◆ **The task**:
Print the data exactly, leaving nothing out.

◆ **Dataset extract**:
[start]
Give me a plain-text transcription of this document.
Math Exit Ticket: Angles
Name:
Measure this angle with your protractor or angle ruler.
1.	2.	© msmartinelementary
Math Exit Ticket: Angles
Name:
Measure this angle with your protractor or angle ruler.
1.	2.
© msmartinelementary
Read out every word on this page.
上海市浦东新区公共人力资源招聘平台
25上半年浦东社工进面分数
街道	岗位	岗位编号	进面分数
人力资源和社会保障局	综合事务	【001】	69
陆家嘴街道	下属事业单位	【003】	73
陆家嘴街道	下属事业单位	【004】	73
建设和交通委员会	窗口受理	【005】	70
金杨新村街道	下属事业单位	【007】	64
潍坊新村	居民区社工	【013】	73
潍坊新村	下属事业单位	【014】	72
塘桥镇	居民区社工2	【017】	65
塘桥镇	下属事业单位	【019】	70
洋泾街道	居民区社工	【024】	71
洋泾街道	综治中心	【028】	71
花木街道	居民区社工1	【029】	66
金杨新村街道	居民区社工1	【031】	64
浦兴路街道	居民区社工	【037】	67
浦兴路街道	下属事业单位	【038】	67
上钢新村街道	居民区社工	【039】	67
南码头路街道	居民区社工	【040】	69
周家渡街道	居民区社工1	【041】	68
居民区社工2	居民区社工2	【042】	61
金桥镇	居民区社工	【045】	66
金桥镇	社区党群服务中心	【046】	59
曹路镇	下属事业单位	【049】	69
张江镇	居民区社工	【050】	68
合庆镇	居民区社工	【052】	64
[end]
◆ **Answer below**:
Give me a plain-text transcription of this document.
Math Exit Ticket: Angles
Name:
Measure this angle with your protractor or angle ruler.
1.	2.	© msmartinelementary
Math Exit Ticket: Angles
Name:
Measure this angle with your protractor or angle ruler.
1.	2.
© msmartinelementary
Read out every word on this page.
上海市浦东新区公共人力资源招聘平台
25上半年浦东社工进面分数
街道	岗位	岗位编号	进面分数
人力资源和社会保障局	综合事务	【001】	69
陆家嘴街道	下属事业单位	【003】	73
陆家嘴街道	下属事业单位	【004】	73
建设和交通委员会	窗口受理	【005】	70
金杨新村街道	下属事业单位	【007】	64
潍坊新村	居民区社工	【013】	73
潍坊新村	下属事业单位	【014】	72
塘桥镇	居民区社工2	【017】	65
塘桥镇	下属事业单位	【019】	70
洋泾街道	居民区社工	【024】	71
洋泾街道	综治中心	【028】	71
花木街道	居民区社工1	【029】	66
金杨新村街道	居民区社工1	【031】	64
浦兴路街道	居民区社工	【037】	67
浦兴路街道	下属事业单位	【038】	67
上钢新村街道	居民区社工	【039】	67
南码头路街道	居民区社工	【040】	69
周家渡街道	居民区社工1	【041】	68
居民区社工2	居民区社工2	【042】	61
金桥镇	居民区社工	【045】	66
金桥镇	社区党群服务中心	【046】	59
曹路镇	下属事业单位	【049】	69
张江镇	居民区社工	【050】	68
合庆镇	居民区社工	【052】	64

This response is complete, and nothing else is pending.